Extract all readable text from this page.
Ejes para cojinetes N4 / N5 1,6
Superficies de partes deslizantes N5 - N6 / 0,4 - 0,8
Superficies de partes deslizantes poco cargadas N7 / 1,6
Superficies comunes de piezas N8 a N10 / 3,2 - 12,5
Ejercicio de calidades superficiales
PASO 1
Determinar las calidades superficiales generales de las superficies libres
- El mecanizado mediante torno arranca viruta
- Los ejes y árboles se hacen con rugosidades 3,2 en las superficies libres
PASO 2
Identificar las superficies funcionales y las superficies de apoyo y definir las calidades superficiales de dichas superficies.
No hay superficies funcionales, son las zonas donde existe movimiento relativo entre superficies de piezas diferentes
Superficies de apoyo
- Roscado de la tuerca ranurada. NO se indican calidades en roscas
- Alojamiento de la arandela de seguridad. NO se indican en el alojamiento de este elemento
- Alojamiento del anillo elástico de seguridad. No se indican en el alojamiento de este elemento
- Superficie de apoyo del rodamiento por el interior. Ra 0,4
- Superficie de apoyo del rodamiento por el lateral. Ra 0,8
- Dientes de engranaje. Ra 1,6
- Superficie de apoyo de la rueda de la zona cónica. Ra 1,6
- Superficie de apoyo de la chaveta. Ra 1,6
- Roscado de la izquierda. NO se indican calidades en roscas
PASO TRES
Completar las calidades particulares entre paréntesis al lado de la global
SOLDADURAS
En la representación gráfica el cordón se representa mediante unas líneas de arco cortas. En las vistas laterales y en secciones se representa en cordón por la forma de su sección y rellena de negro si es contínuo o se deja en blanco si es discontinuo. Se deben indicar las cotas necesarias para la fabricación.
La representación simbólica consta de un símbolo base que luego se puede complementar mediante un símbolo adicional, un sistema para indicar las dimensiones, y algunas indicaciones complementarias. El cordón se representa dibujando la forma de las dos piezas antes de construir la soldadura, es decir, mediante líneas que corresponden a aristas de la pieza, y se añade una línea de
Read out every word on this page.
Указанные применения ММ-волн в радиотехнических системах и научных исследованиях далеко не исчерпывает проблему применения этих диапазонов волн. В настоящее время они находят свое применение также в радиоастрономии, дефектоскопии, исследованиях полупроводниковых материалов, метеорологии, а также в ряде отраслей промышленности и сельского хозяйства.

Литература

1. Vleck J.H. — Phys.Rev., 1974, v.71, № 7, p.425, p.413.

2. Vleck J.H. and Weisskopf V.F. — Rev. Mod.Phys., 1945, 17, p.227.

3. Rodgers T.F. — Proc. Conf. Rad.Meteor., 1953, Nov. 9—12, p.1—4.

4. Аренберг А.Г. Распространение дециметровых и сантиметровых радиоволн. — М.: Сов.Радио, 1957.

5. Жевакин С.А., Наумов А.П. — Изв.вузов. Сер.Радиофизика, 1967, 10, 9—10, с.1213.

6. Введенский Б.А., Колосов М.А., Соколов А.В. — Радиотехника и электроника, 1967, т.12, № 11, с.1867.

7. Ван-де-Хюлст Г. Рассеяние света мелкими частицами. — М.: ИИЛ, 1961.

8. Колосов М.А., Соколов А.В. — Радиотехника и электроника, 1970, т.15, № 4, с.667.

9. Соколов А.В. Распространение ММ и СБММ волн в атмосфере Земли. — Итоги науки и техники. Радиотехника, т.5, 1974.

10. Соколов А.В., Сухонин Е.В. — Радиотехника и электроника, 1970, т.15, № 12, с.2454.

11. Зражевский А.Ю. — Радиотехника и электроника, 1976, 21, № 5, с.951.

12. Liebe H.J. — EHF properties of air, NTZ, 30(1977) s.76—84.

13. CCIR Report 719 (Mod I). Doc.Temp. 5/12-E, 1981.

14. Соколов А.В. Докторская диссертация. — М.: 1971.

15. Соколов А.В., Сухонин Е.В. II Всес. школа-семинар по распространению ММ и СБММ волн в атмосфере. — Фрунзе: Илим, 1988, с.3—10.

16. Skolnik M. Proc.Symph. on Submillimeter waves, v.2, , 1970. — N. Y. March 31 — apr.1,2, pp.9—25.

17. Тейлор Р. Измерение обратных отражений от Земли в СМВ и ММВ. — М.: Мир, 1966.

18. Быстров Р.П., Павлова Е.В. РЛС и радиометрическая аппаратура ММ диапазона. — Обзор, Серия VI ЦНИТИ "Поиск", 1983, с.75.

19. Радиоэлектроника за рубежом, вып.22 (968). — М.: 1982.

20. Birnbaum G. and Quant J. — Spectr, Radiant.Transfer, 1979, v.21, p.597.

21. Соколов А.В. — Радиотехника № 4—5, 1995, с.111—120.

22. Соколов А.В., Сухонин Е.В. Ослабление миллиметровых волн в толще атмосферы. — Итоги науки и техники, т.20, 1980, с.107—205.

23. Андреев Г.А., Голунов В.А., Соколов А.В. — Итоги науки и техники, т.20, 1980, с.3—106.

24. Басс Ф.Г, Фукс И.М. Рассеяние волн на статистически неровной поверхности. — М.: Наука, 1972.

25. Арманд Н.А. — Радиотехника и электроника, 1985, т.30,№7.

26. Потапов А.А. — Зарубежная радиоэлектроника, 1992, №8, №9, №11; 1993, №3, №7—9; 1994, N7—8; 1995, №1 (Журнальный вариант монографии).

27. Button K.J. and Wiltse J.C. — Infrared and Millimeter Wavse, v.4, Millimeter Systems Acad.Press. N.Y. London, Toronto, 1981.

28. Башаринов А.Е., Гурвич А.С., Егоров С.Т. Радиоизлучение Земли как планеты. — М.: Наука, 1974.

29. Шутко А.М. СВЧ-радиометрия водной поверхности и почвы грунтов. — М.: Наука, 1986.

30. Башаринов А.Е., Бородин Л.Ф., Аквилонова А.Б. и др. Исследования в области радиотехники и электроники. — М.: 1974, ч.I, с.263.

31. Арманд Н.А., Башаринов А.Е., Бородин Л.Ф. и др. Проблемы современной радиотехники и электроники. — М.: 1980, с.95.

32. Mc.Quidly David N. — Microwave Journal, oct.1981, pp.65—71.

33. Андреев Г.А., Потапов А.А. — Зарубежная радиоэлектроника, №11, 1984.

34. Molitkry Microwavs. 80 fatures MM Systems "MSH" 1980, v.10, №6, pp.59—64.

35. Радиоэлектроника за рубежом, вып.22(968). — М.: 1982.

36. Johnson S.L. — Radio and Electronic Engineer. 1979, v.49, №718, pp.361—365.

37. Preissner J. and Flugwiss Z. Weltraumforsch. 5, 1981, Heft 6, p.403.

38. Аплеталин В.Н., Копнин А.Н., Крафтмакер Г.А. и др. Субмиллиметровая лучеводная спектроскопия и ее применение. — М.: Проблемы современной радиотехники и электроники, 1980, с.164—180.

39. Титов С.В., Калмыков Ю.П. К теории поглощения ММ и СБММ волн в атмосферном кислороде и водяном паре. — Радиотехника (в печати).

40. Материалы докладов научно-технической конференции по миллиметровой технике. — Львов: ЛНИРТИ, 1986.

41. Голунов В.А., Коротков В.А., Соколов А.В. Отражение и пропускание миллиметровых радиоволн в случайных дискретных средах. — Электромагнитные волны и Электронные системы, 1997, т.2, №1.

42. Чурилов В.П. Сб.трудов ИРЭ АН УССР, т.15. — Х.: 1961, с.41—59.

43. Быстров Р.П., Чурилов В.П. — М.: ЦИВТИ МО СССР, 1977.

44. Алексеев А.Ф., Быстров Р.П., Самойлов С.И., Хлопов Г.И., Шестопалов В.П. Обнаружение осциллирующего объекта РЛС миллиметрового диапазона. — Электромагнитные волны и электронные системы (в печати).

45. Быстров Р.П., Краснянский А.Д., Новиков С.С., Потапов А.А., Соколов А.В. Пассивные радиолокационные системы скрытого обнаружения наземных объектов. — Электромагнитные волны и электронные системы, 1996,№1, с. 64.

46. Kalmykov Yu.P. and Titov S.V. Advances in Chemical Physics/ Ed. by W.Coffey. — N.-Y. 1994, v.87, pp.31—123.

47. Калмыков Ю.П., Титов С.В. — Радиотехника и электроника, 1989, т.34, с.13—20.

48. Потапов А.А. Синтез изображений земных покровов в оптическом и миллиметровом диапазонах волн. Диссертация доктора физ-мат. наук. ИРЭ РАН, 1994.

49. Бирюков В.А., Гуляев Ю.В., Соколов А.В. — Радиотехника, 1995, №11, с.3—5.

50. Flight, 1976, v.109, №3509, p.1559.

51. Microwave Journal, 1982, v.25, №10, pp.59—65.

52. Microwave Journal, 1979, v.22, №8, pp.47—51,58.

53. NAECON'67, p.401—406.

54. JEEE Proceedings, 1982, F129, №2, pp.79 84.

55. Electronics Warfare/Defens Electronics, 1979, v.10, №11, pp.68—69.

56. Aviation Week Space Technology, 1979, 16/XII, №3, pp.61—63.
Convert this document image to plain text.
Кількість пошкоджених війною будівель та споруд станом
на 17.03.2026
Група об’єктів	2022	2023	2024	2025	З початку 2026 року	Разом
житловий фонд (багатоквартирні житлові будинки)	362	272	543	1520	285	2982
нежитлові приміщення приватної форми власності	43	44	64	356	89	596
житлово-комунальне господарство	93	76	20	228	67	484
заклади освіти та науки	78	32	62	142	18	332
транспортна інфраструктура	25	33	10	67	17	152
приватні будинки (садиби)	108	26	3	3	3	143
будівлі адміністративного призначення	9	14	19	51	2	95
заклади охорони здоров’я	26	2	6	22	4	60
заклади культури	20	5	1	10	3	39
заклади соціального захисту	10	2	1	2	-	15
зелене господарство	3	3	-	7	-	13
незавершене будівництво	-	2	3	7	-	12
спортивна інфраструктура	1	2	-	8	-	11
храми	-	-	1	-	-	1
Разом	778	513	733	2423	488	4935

★ ★ ★ ★ ★ ★ ★

Return the lines above, from the one containing "Convert this document image to plain text." to the end, exactly as they stand.

▸ Output of the exercise
Convert this document image to plain text.
Кількість пошкоджених війною будівель та споруд станом
на 17.03.2026
Група об’єктів	2022	2023	2024	2025	З початку 2026 року	Разом
житловий фонд (багатоквартирні житлові будинки)	362	272	543	1520	285	2982
нежитлові приміщення приватної форми власності	43	44	64	356	89	596
житлово-комунальне господарство	93	76	20	228	67	484
заклади освіти та науки	78	32	62	142	18	332
транспортна інфраструктура	25	33	10	67	17	152
приватні будинки (садиби)	108	26	3	3	3	143
будівлі адміністративного призначення	9	14	19	51	2	95
заклади охорони здоров’я	26	2	6	22	4	60
заклади культури	20	5	1	10	3	39
заклади соціального захисту	10	2	1	2	-	15
зелене господарство	3	3	-	7	-	13
незавершене будівництво	-	2	3	7	-	12
спортивна інфраструктура	1	2	-	8	-	11
храми	-	-	1	-	-	1
Разом	778	513	733	2423	488	4935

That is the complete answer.